Copy every line of the material below word for word.

▶ Records for this task:
******

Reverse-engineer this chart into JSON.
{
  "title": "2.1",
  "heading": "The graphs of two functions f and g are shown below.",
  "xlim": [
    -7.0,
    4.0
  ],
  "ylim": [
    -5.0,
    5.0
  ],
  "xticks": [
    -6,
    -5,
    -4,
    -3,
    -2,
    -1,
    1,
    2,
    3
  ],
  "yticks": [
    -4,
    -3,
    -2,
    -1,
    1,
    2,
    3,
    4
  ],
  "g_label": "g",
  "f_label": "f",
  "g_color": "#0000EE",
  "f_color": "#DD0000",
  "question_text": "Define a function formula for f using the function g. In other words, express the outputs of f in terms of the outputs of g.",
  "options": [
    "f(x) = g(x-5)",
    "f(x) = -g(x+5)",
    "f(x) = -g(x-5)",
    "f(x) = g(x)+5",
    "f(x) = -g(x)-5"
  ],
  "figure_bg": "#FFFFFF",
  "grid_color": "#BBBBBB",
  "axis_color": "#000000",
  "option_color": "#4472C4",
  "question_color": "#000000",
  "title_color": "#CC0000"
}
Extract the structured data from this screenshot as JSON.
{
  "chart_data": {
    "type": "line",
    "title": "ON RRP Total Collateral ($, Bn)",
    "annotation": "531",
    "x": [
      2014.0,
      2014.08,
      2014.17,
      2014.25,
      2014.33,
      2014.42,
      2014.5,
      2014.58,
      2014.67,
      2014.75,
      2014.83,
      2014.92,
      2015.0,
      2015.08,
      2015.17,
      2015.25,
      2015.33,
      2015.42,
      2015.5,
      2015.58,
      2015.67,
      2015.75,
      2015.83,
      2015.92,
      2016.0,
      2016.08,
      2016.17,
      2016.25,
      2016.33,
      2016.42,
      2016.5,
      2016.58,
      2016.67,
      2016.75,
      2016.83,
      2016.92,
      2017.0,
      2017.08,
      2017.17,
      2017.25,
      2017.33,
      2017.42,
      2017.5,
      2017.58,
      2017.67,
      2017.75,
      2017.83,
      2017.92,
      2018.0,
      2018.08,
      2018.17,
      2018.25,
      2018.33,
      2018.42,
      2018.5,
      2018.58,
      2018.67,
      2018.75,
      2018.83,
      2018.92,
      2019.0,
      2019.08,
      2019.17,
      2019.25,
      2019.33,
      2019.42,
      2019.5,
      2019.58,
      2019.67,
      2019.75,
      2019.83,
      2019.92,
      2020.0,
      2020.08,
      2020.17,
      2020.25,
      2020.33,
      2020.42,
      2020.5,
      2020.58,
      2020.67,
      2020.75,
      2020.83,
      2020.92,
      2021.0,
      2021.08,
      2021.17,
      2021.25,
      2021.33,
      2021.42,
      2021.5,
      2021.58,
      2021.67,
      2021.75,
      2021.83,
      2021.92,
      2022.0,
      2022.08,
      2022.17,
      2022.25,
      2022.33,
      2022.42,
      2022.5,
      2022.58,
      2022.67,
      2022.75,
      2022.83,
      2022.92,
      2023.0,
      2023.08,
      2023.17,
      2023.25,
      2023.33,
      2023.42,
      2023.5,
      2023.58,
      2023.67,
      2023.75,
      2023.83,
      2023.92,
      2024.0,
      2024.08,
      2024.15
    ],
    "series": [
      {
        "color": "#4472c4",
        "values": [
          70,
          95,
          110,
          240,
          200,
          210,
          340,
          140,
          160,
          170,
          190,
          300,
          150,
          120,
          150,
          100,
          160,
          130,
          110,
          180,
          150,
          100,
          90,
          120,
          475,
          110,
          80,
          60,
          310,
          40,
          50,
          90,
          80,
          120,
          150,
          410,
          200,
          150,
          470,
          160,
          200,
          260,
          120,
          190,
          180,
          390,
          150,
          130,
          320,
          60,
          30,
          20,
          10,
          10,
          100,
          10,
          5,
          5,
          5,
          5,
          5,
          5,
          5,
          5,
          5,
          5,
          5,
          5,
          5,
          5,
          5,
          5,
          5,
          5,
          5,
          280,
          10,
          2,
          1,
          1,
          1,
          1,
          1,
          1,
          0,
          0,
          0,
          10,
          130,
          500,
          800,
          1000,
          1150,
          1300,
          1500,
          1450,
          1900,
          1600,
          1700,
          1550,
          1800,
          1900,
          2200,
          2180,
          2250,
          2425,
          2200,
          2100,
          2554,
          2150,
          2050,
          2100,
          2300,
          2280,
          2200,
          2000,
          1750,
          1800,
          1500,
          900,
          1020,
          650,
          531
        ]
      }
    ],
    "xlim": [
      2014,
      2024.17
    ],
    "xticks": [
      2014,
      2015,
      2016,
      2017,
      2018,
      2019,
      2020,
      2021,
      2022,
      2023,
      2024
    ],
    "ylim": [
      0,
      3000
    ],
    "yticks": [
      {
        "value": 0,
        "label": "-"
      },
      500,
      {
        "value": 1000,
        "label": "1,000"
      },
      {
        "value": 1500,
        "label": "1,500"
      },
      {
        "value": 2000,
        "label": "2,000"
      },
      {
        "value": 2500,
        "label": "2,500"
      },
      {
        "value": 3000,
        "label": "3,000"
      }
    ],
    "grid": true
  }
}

******

▶ Solution to the problem:
Reverse-engineer this chart into JSON.
{
  "title": "2.1",
  "heading": "The graphs of two functions f and g are shown below.",
  "xlim": [
    -7.0,
    4.0
  ],
  "ylim": [
    -5.0,
    5.0
  ],
  "xticks": [
    -6,
    -5,
    -4,
    -3,
    -2,
    -1,
    1,
    2,
    3
  ],
  "yticks": [
    -4,
    -3,
    -2,
    -1,
    1,
    2,
    3,
    4
  ],
  "g_label": "g",
  "f_label": "f",
  "g_color": "#0000EE",
  "f_color": "#DD0000",
  "question_text": "Define a function formula for f using the function g. In other words, express the outputs of f in terms of the outputs of g.",
  "options": [
    "f(x) = g(x-5)",
    "f(x) = -g(x+5)",
    "f(x) = -g(x-5)",
    "f(x) = g(x)+5",
    "f(x) = -g(x)-5"
  ],
  "figure_bg": "#FFFFFF",
  "grid_color": "#BBBBBB",
  "axis_color": "#000000",
  "option_color": "#4472C4",
  "question_color": "#000000",
  "title_color": "#CC0000"
}
Extract the structured data from this screenshot as JSON.
{
  "chart_data": {
    "type": "line",
    "title": "ON RRP Total Collateral ($, Bn)",
    "annotation": "531",
    "x": [
      2014.0,
      2014.08,
      2014.17,
      2014.25,
      2014.33,
      2014.42,
      2014.5,
      2014.58,
      2014.67,
      2014.75,
      2014.83,
      2014.92,
      2015.0,
      2015.08,
      2015.17,
      2015.25,
      2015.33,
      2015.42,
      2015.5,
      2015.58,
      2015.67,
      2015.75,
      2015.83,
      2015.92,
      2016.0,
      2016.08,
      2016.17,
      2016.25,
      2016.33,
      2016.42,
      2016.5,
      2016.58,
      2016.67,
      2016.75,
      2016.83,
      2016.92,
      2017.0,
      2017.08,
      2017.17,
      2017.25,
      2017.33,
      2017.42,
      2017.5,
      2017.58,
      2017.67,
      2017.75,
      2017.83,
      2017.92,
      2018.0,
      2018.08,
      2018.17,
      2018.25,
      2018.33,
      2018.42,
      2018.5,
      2018.58,
      2018.67,
      2018.75,
      2018.83,
      2018.92,
      2019.0,
      2019.08,
      2019.17,
      2019.25,
      2019.33,
      2019.42,
      2019.5,
      2019.58,
      2019.67,
      2019.75,
      2019.83,
      2019.92,
      2020.0,
      2020.08,
      2020.17,
      2020.25,
      2020.33,
      2020.42,
      2020.5,
      2020.58,
      2020.67,
      2020.75,
      2020.83,
      2020.92,
      2021.0,
      2021.08,
      2021.17,
      2021.25,
      2021.33,
      2021.42,
      2021.5,
      2021.58,
      2021.67,
      2021.75,
      2021.83,
      2021.92,
      2022.0,
      2022.08,
      2022.17,
      2022.25,
      2022.33,
      2022.42,
      2022.5,
      2022.58,
      2022.67,
      2022.75,
      2022.83,
      2022.92,
      2023.0,
      2023.08,
      2023.17,
      2023.25,
      2023.33,
      2023.42,
      2023.5,
      2023.58,
      2023.67,
      2023.75,
      2023.83,
      2023.92,
      2024.0,
      2024.08,
      2024.15
    ],
    "series": [
      {
        "color": "#4472c4",
        "values": [
          70,
          95,
          110,
          240,
          200,
          210,
          340,
          140,
          160,
          170,
          190,
          300,
          150,
          120,
          150,
          100,
          160,
          130,
          110,
          180,
          150,
          100,
          90,
          120,
          475,
          110,
          80,
          60,
          310,
          40,
          50,
          90,
          80,
          120,
          150,
          410,
          200,
          150,
          470,
          160,
          200,
          260,
          120,
          190,
          180,
          390,
          150,
          130,
          320,
          60,
          30,
          20,
          10,
          10,
          100,
          10,
          5,
          5,
          5,
          5,
          5,
          5,
          5,
          5,
          5,
          5,
          5,
          5,
          5,
          5,
          5,
          5,
          5,
          5,
          5,
          280,
          10,
          2,
          1,
          1,
          1,
          1,
          1,
          1,
          0,
          0,
          0,
          10,
          130,
          500,
          800,
          1000,
          1150,
          1300,
          1500,
          1450,
          1900,
          1600,
          1700,
          1550,
          1800,
          1900,
          2200,
          2180,
          2250,
          2425,
          2200,
          2100,
          2554,
          2150,
          2050,
          2100,
          2300,
          2280,
          2200,
          2000,
          1750,
          1800,
          1500,
          900,
          1020,
          650,
          531
        ]
      }
    ],
    "xlim": [
      2014,
      2024.17
    ],
    "xticks": [
      2014,
      2015,
      2016,
      2017,
      2018,
      2019,
      2020,
      2021,
      2022,
      2023,
      2024
    ],
    "ylim": [
      0,
      3000
    ],
    "yticks": [
      {
        "value": 0,
        "label": "-"
      },
      500,
      {
        "value": 1000,
        "label": "1,000"
      },
      {
        "value": 1500,
        "label": "1,500"
      },
      {
        "value": 2000,
        "label": "2,000"
      },
      {
        "value": 2500,
        "label": "2,500"
      },
      {
        "value": 3000,
        "label": "3,000"
      }
    ],
    "grid": true
  }
}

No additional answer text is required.